_DESCRIPTION OF THE TASK_
Each line below should be retyped exactly, with no pictures.

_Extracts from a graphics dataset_
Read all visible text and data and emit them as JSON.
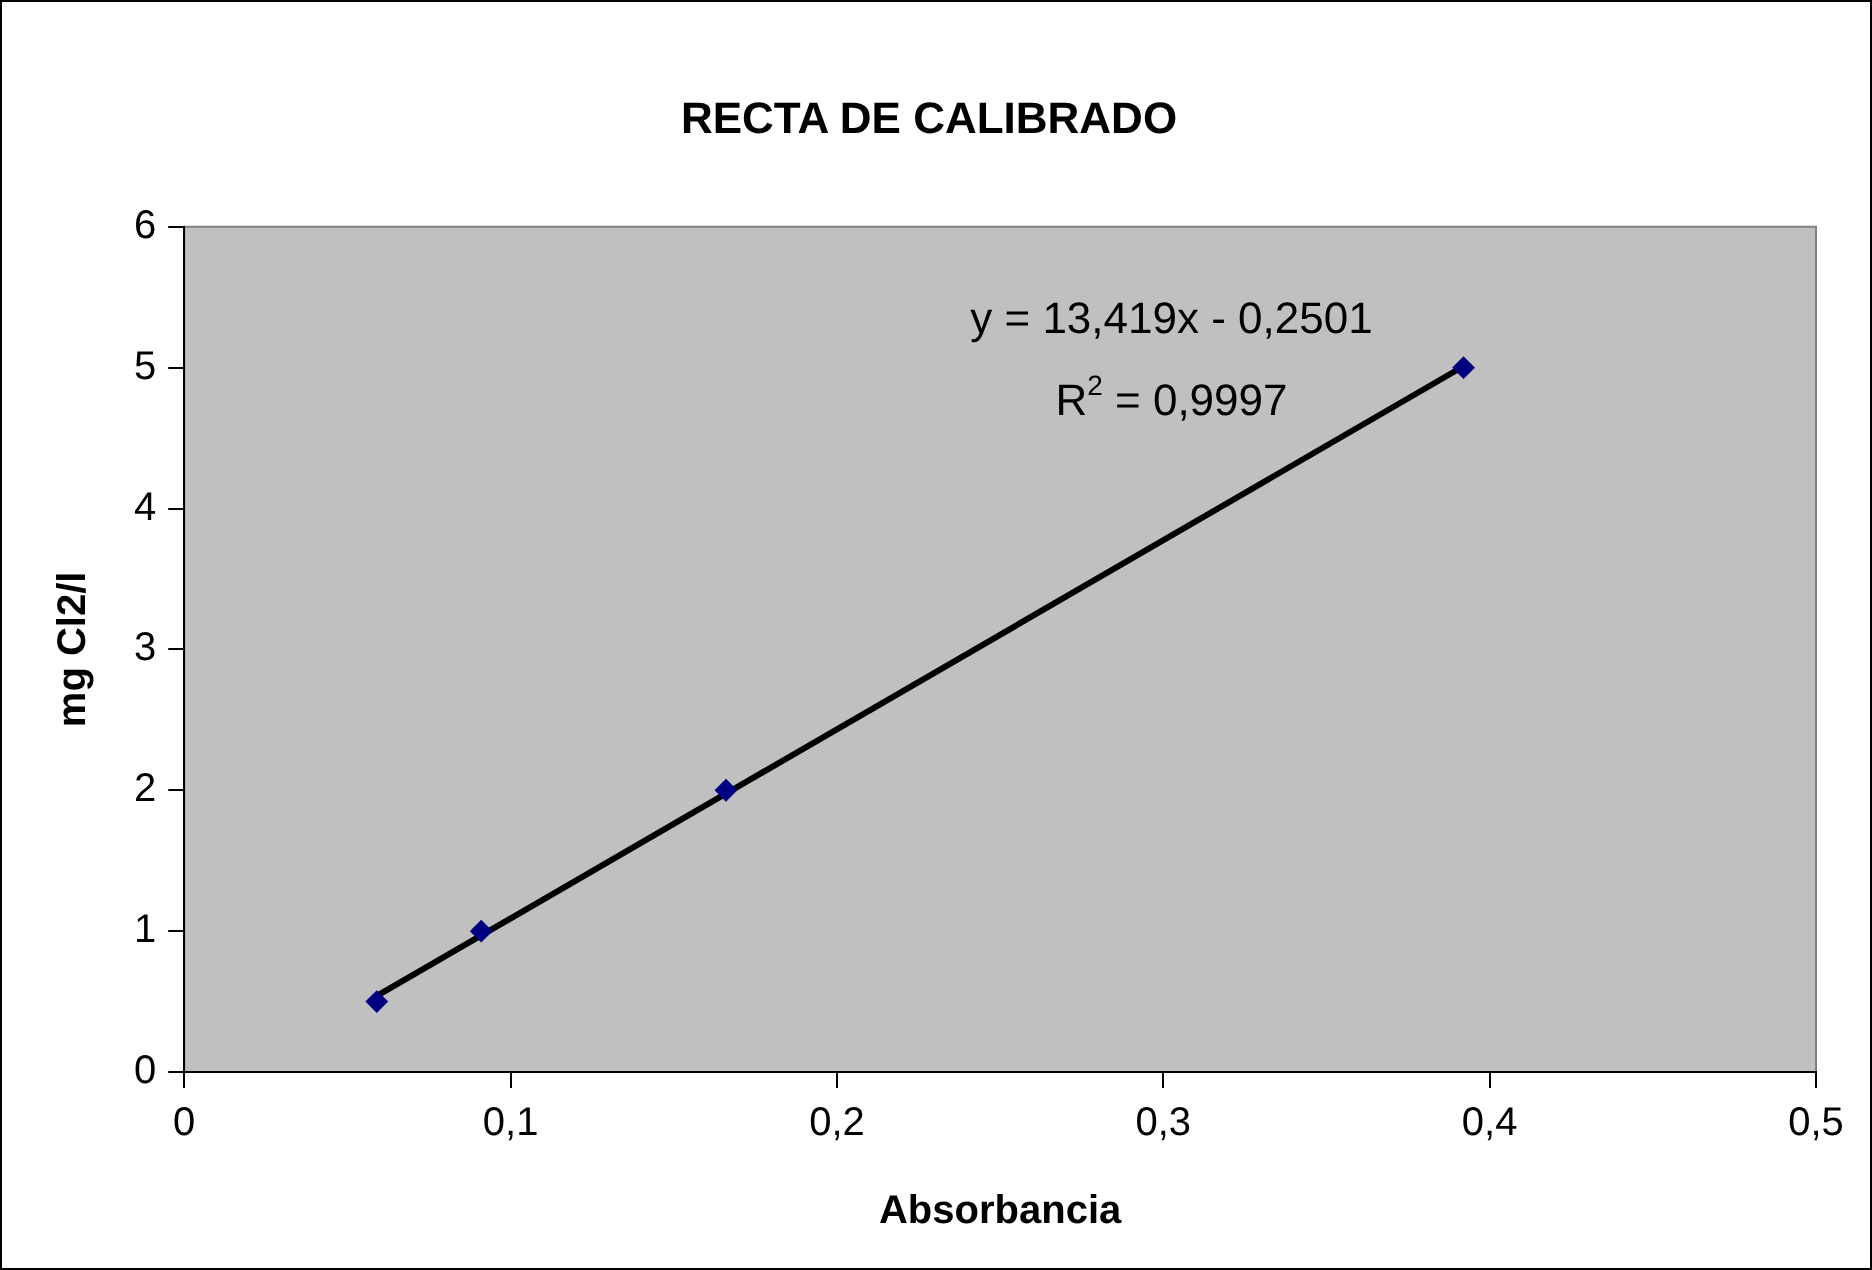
{
  "chart_data": {
    "type": "scatter",
    "title": "RECTA DE CALIBRADO",
    "xlabel": "Absorbancia",
    "ylabel": "mg Cl2/l",
    "series": [
      {
        "type": "scatter",
        "color": "#000080",
        "x": [
          0.059,
          0.091,
          0.166,
          0.392
        ],
        "values": [
          0.5,
          1,
          2,
          5
        ],
        "marker": "diamond"
      },
      {
        "type": "line",
        "color": "#000000",
        "x": [
          0.059,
          0.392
        ],
        "values": [
          0.54,
          5.01
        ],
        "marker": "none"
      }
    ],
    "xlim": [
      0,
      0.5
    ],
    "xticks": [
      0,
      {
        "value": 0.1,
        "label": "0,1"
      },
      {
        "value": 0.2,
        "label": "0,2"
      },
      {
        "value": 0.3,
        "label": "0,3"
      },
      {
        "value": 0.4,
        "label": "0,4"
      },
      {
        "value": 0.5,
        "label": "0,5"
      }
    ],
    "ylim": [
      0,
      6
    ],
    "yticks": [
      0,
      1,
      2,
      3,
      4,
      5,
      6
    ],
    "annotations": [
      "y = 13,419x - 0,2501",
      "R$^{2}$ = 0,9997"
    ],
    "grid": false,
    "legend": false
  }
}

_RESPONSE TO THIS EXERCISE_
Read all visible text and data and emit them as JSON.
{
  "chart_data": {
    "type": "scatter",
    "title": "RECTA DE CALIBRADO",
    "xlabel": "Absorbancia",
    "ylabel": "mg Cl2/l",
    "series": [
      {
        "type": "scatter",
        "color": "#000080",
        "x": [
          0.059,
          0.091,
          0.166,
          0.392
        ],
        "values": [
          0.5,
          1,
          2,
          5
        ],
        "marker": "diamond"
      },
      {
        "type": "line",
        "color": "#000000",
        "x": [
          0.059,
          0.392
        ],
        "values": [
          0.54,
          5.01
        ],
        "marker": "none"
      }
    ],
    "xlim": [
      0,
      0.5
    ],
    "xticks": [
      0,
      {
        "value": 0.1,
        "label": "0,1"
      },
      {
        "value": 0.2,
        "label": "0,2"
      },
      {
        "value": 0.3,
        "label": "0,3"
      },
      {
        "value": 0.4,
        "label": "0,4"
      },
      {
        "value": 0.5,
        "label": "0,5"
      }
    ],
    "ylim": [
      0,
      6
    ],
    "yticks": [
      0,
      1,
      2,
      3,
      4,
      5,
      6
    ],
    "annotations": [
      "y = 13,419x - 0,2501",
      "R$^{2}$ = 0,9997"
    ],
    "grid": false,
    "legend": false
  }
}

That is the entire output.